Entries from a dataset
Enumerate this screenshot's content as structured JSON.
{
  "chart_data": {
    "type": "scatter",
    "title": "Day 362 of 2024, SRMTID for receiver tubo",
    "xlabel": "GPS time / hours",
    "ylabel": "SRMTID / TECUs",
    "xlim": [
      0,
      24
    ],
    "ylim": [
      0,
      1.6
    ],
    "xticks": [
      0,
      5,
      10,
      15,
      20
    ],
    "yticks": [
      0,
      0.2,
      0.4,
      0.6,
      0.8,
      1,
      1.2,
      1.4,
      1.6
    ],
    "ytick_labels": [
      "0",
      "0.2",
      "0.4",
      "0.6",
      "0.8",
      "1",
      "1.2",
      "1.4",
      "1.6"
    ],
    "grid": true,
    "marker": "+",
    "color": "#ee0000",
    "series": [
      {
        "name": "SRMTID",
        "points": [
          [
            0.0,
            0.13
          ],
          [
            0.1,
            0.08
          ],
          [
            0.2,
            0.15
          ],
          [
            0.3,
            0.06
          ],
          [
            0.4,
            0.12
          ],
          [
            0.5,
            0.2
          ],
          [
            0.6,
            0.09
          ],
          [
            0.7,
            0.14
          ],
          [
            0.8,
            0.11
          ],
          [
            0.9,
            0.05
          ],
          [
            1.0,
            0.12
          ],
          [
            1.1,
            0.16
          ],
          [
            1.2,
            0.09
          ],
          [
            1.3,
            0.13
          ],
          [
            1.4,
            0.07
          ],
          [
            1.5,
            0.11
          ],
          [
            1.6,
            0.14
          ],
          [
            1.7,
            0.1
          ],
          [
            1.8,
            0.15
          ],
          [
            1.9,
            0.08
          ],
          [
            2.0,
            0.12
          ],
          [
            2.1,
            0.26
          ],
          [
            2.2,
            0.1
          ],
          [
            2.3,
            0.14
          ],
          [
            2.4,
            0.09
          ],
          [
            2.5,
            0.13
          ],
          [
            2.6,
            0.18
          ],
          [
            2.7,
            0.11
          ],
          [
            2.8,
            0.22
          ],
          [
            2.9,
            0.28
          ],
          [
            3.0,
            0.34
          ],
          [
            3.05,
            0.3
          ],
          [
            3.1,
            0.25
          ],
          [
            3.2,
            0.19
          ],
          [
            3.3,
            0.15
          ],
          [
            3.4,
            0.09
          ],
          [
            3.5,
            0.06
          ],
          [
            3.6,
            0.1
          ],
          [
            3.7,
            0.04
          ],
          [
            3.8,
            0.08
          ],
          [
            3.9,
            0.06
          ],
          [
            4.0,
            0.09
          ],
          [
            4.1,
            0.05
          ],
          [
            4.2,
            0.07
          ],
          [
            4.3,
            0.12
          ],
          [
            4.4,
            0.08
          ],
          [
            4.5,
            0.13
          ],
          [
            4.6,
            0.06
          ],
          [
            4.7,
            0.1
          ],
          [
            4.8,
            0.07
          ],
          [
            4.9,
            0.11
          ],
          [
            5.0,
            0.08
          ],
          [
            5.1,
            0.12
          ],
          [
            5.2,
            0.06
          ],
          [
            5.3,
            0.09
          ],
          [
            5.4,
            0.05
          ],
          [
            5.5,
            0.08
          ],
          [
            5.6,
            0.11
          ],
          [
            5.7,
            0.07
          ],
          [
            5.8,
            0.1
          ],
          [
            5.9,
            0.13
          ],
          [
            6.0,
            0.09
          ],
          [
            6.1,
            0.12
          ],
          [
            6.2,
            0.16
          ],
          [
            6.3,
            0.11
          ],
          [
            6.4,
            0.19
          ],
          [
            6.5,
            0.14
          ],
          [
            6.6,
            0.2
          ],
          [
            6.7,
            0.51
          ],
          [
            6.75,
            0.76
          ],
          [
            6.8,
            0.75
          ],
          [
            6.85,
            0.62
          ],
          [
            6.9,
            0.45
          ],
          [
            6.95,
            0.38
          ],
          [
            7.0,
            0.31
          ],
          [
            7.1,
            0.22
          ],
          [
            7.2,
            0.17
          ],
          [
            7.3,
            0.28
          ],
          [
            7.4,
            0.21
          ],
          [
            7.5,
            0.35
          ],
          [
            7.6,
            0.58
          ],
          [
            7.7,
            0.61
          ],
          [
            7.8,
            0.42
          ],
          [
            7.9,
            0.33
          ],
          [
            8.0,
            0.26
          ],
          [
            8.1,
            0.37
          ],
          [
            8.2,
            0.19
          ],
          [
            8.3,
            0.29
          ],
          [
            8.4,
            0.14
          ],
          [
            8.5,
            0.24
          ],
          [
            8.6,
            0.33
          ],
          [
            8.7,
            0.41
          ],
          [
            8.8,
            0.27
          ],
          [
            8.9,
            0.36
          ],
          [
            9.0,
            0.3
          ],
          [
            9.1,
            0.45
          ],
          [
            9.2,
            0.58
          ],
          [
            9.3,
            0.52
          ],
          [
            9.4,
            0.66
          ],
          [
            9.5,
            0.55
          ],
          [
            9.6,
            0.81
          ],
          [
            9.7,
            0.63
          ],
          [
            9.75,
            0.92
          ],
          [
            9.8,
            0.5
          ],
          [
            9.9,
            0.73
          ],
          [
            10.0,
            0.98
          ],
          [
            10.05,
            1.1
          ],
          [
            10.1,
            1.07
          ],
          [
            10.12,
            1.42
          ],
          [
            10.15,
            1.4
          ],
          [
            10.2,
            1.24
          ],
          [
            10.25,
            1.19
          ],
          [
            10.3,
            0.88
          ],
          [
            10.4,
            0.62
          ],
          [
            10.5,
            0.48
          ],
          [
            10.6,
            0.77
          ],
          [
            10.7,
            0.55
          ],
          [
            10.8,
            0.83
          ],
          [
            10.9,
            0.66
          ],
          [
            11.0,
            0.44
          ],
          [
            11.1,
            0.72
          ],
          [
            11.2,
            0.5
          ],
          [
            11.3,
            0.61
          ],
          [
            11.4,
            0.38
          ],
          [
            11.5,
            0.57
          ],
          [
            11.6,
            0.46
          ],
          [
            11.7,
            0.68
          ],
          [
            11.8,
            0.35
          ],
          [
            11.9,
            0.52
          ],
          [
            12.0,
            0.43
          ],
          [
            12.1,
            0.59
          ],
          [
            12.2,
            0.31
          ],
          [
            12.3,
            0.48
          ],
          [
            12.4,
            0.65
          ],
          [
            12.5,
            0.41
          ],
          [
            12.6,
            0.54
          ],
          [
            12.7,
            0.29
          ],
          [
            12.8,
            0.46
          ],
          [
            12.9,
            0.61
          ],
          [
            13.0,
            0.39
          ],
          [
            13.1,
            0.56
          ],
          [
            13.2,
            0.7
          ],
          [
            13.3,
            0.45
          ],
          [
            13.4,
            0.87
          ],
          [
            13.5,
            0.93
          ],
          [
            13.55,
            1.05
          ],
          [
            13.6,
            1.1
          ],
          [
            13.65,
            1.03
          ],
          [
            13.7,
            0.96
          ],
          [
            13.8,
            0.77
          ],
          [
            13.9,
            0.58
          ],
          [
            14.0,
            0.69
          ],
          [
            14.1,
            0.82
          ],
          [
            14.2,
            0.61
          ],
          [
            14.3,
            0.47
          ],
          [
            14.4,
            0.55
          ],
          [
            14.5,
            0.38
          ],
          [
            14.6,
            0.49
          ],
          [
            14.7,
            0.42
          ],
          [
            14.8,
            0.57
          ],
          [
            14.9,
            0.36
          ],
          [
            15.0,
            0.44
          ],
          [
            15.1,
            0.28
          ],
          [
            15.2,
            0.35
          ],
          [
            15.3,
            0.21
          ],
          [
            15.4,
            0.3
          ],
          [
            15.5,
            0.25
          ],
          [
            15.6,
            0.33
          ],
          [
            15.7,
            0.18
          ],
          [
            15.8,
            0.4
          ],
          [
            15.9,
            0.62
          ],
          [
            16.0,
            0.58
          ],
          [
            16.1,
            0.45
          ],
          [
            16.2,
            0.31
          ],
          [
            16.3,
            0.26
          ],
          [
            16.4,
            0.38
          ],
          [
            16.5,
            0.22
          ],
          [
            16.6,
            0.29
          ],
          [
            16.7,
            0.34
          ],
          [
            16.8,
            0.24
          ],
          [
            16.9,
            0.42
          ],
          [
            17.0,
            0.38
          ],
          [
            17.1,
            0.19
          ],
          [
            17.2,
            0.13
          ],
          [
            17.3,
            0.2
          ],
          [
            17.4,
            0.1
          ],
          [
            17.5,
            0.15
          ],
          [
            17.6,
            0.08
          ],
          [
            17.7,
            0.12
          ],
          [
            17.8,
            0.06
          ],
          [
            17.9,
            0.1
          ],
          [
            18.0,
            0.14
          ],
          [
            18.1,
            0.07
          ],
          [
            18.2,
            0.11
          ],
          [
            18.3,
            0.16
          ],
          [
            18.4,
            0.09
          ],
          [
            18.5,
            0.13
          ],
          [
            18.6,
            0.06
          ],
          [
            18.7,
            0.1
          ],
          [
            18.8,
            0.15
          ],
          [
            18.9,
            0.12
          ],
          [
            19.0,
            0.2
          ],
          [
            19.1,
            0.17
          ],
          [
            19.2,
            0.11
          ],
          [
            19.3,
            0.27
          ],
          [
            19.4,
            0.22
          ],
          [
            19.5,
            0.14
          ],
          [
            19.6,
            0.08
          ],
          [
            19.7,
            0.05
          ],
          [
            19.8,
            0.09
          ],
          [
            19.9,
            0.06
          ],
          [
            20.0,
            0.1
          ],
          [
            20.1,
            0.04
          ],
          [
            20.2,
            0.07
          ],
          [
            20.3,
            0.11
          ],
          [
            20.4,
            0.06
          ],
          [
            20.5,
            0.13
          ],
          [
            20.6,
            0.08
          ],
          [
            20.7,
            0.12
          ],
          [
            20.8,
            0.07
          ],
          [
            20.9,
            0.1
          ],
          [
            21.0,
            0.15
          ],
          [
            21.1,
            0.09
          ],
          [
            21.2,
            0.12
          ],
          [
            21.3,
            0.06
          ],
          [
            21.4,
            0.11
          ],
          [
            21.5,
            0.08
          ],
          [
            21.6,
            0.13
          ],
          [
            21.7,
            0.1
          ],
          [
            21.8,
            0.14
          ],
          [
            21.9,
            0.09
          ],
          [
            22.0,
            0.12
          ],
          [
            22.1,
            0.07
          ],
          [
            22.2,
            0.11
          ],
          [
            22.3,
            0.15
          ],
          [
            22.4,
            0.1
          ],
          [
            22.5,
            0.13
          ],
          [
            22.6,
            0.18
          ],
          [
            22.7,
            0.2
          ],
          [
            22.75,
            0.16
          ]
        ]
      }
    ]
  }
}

▸ THE TASK: Make a copy of each line that contains the string "SRMTID".

▸ EXERCISE ANSWER:
    "title": "Day 362 of 2024, SRMTID for receiver tubo",
    "ylabel": "SRMTID / TECUs",
        "name": "SRMTID",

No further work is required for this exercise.